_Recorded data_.
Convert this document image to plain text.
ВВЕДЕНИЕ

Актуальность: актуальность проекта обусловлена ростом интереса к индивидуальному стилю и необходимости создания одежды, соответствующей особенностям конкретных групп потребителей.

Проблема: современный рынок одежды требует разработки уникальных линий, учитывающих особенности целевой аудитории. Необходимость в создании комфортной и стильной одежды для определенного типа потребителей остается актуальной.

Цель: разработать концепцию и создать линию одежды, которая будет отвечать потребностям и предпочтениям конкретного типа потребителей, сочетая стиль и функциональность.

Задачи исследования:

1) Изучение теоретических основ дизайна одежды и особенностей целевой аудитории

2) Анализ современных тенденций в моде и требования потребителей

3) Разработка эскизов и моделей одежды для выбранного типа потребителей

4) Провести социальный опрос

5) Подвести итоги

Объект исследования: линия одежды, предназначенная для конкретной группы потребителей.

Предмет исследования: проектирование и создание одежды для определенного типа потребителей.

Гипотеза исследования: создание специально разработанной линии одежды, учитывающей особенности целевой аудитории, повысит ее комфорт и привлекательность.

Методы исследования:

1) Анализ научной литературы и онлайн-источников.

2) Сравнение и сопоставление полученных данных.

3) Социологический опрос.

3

_WORK TO BE COMPLETED_. Find the word "аудитории" in the records and pull out each line that has it.

_PROBLEM SOLUTION_.
Проблема: современный рынок одежды требует разработки уникальных линий, учитывающих особенности целевой аудитории. Необходимость в создании комфортной и стильной одежды для определенного типа потребителей остается актуальной.
1) Изучение теоретических основ дизайна одежды и особенностей целевой аудитории
Гипотеза исследования: создание специально разработанной линии одежды, учитывающей особенности целевой аудитории, повысит ее комфорт и привлекательность.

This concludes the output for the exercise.